* start TASK DATA *
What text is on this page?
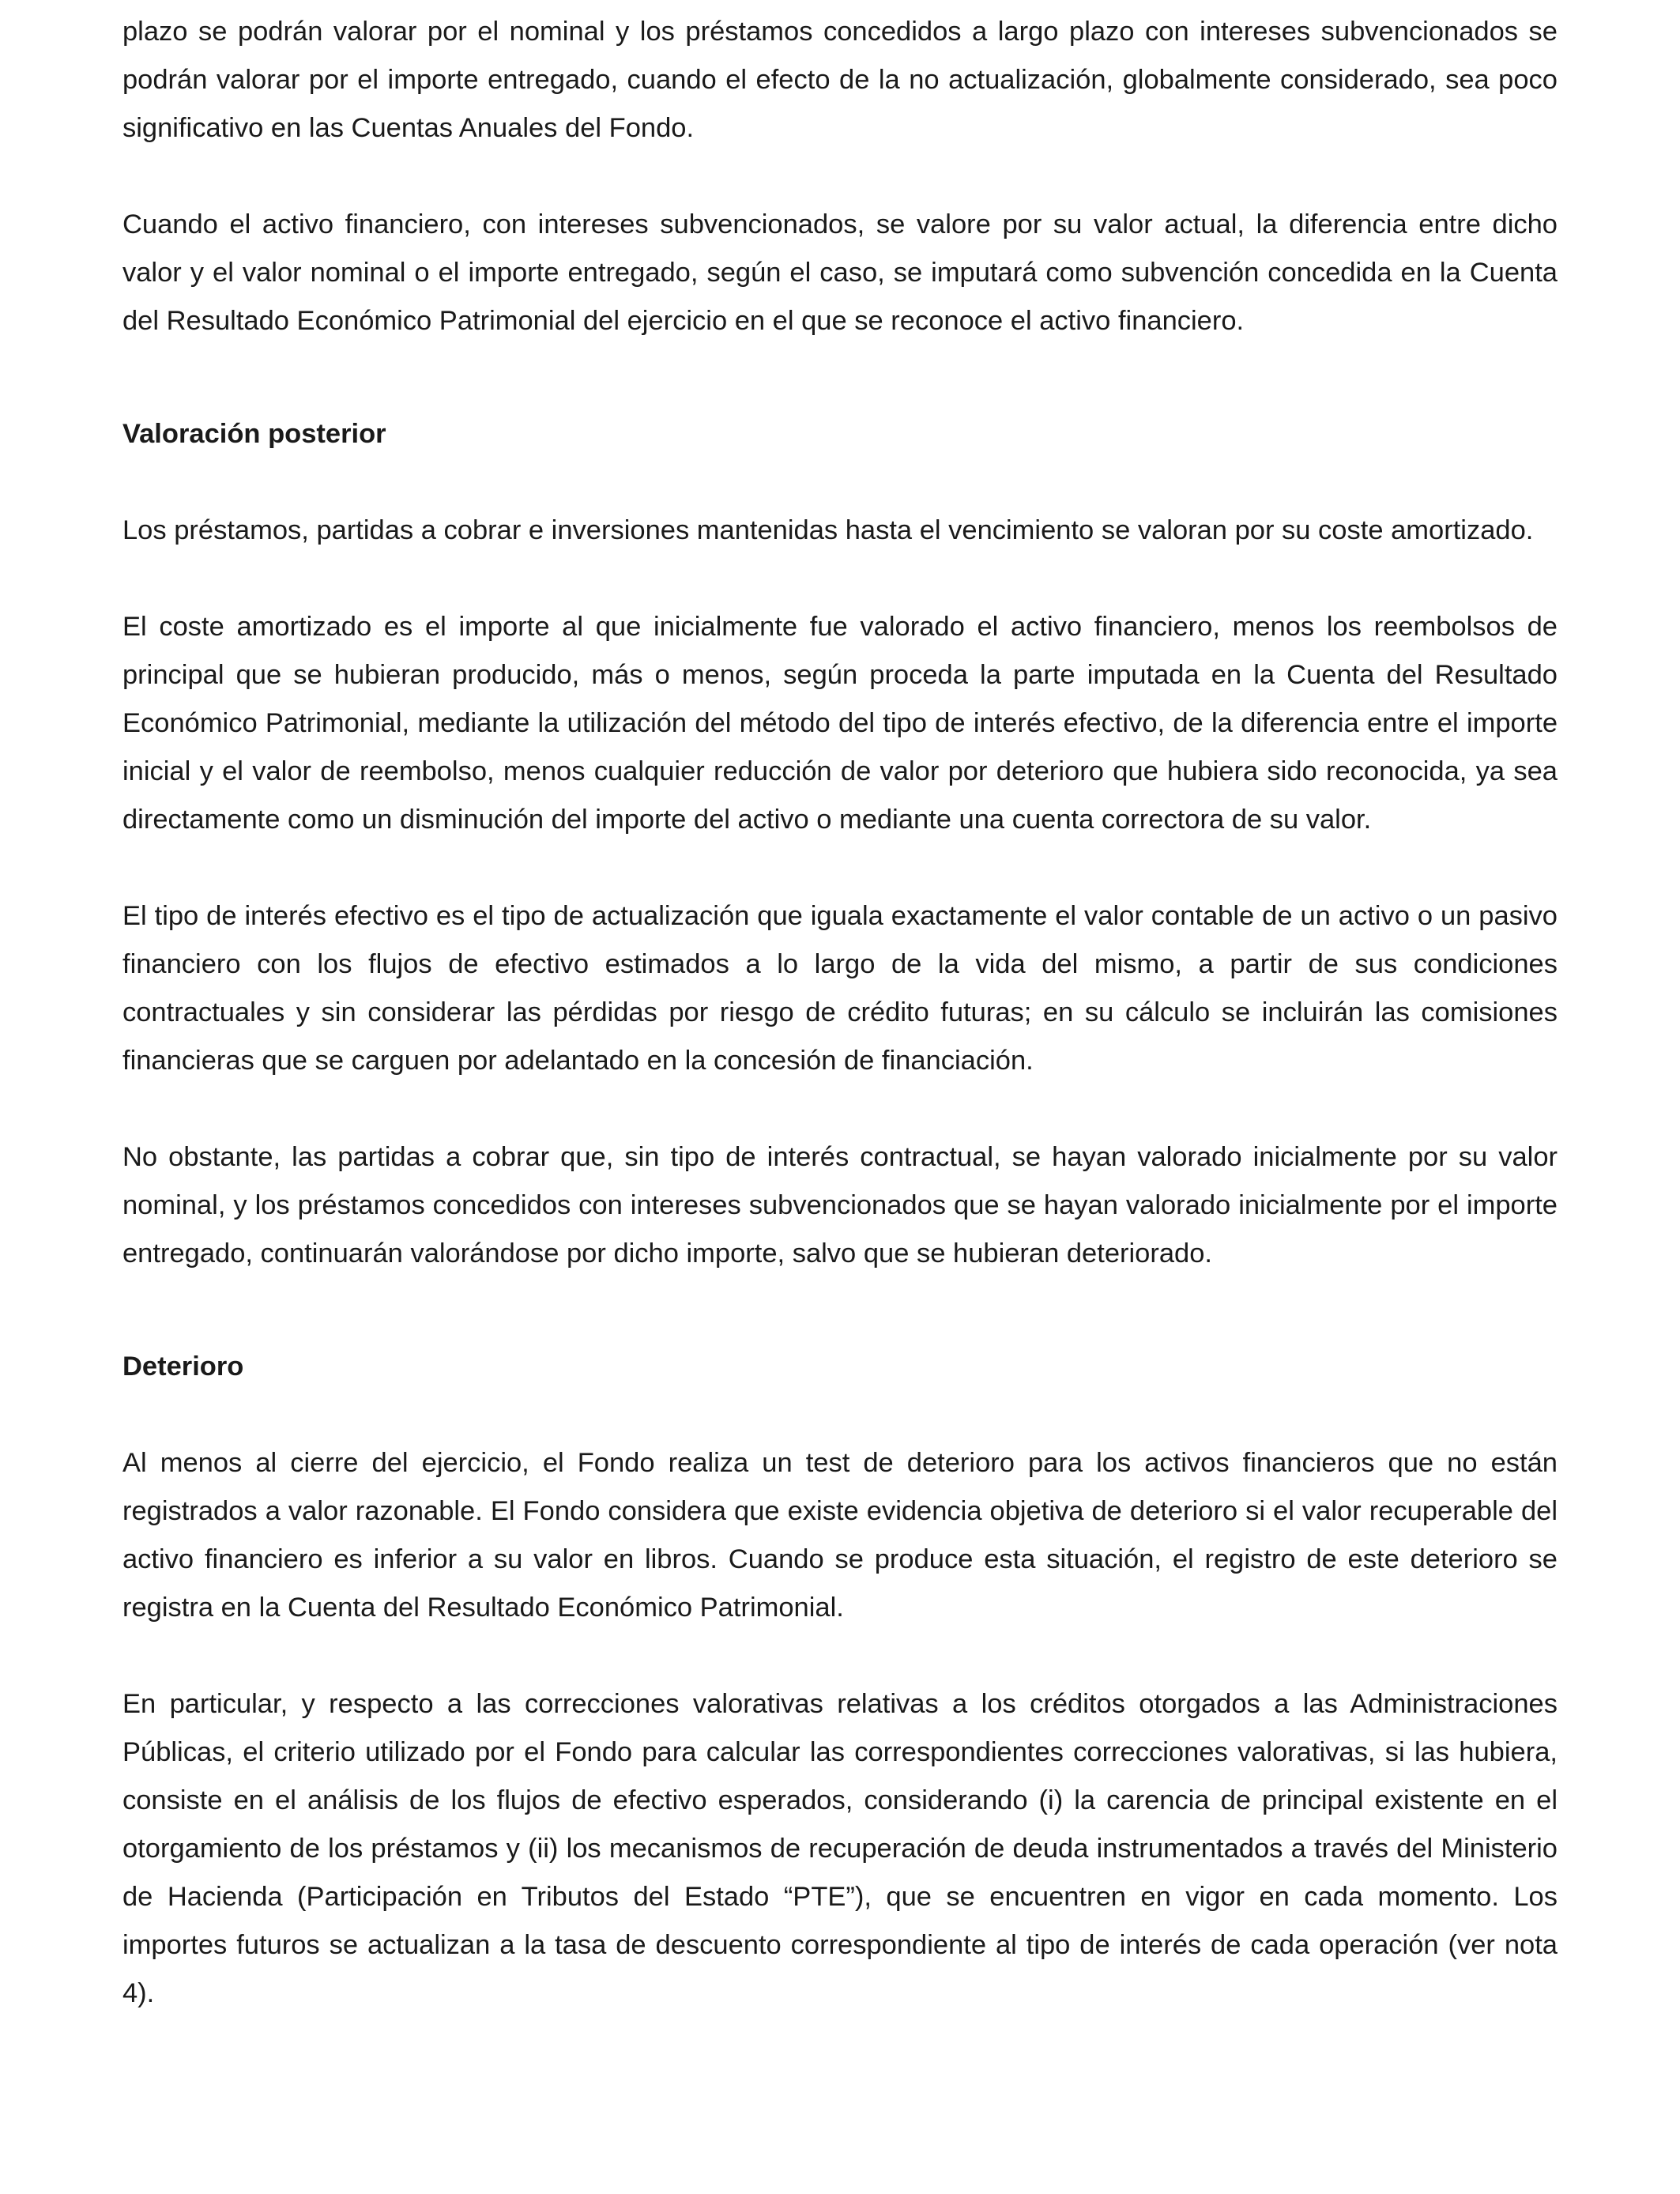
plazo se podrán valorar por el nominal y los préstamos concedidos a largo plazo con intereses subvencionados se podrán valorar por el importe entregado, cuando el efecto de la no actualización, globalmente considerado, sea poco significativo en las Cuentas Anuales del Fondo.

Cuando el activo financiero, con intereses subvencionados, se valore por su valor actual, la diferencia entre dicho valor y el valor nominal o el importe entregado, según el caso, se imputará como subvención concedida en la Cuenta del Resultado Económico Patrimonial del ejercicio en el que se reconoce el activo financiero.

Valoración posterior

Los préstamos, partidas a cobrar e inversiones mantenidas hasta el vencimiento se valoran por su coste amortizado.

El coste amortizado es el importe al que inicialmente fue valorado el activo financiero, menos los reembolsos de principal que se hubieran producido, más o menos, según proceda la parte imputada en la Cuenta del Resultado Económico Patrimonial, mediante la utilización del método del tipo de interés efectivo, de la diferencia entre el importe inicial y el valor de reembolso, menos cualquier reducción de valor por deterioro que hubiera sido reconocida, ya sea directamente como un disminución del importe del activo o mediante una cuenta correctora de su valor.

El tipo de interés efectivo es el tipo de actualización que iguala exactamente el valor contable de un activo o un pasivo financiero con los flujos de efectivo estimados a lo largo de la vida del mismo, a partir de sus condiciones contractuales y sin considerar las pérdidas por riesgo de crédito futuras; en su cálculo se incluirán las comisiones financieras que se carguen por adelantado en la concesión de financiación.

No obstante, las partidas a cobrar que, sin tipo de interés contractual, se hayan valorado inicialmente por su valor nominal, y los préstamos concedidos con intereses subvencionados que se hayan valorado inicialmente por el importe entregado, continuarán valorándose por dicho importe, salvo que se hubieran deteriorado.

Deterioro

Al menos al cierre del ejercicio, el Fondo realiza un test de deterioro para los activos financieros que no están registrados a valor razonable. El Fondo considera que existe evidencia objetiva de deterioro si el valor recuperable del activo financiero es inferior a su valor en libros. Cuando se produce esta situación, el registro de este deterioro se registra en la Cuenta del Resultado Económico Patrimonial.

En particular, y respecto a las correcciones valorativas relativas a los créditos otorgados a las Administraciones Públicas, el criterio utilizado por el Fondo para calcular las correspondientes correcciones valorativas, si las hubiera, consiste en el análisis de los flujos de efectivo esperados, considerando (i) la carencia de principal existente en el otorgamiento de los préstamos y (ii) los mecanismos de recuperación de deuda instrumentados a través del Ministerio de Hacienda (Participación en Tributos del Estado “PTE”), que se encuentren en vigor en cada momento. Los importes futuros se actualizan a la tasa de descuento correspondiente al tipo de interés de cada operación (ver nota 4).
* end TASK DATA *
Reproduce the listing exactly. Leave its pictures out.

- _EXERCISE RESULT_
What text is on this page?
plazo se podrán valorar por el nominal y los préstamos concedidos a largo plazo con intereses subvencionados se podrán valorar por el importe entregado, cuando el efecto de la no actualización, globalmente considerado, sea poco significativo en las Cuentas Anuales del Fondo.

Cuando el activo financiero, con intereses subvencionados, se valore por su valor actual, la diferencia entre dicho valor y el valor nominal o el importe entregado, según el caso, se imputará como subvención concedida en la Cuenta del Resultado Económico Patrimonial del ejercicio en el que se reconoce el activo financiero.

Valoración posterior

Los préstamos, partidas a cobrar e inversiones mantenidas hasta el vencimiento se valoran por su coste amortizado.

El coste amortizado es el importe al que inicialmente fue valorado el activo financiero, menos los reembolsos de principal que se hubieran producido, más o menos, según proceda la parte imputada en la Cuenta del Resultado Económico Patrimonial, mediante la utilización del método del tipo de interés efectivo, de la diferencia entre el importe inicial y el valor de reembolso, menos cualquier reducción de valor por deterioro que hubiera sido reconocida, ya sea directamente como un disminución del importe del activo o mediante una cuenta correctora de su valor.

El tipo de interés efectivo es el tipo de actualización que iguala exactamente el valor contable de un activo o un pasivo financiero con los flujos de efectivo estimados a lo largo de la vida del mismo, a partir de sus condiciones contractuales y sin considerar las pérdidas por riesgo de crédito futuras; en su cálculo se incluirán las comisiones financieras que se carguen por adelantado en la concesión de financiación.

No obstante, las partidas a cobrar que, sin tipo de interés contractual, se hayan valorado inicialmente por su valor nominal, y los préstamos concedidos con intereses subvencionados que se hayan valorado inicialmente por el importe entregado, continuarán valorándose por dicho importe, salvo que se hubieran deteriorado.

Deterioro

Al menos al cierre del ejercicio, el Fondo realiza un test de deterioro para los activos financieros que no están registrados a valor razonable. El Fondo considera que existe evidencia objetiva de deterioro si el valor recuperable del activo financiero es inferior a su valor en libros. Cuando se produce esta situación, el registro de este deterioro se registra en la Cuenta del Resultado Económico Patrimonial.

En particular, y respecto a las correcciones valorativas relativas a los créditos otorgados a las Administraciones Públicas, el criterio utilizado por el Fondo para calcular las correspondientes correcciones valorativas, si las hubiera, consiste en el análisis de los flujos de efectivo esperados, considerando (i) la carencia de principal existente en el otorgamiento de los préstamos y (ii) los mecanismos de recuperación de deuda instrumentados a través del Ministerio de Hacienda (Participación en Tributos del Estado “PTE”), que se encuentren en vigor en cada momento. Los importes futuros se actualizan a la tasa de descuento correspondiente al tipo de interés de cada operación (ver nota 4).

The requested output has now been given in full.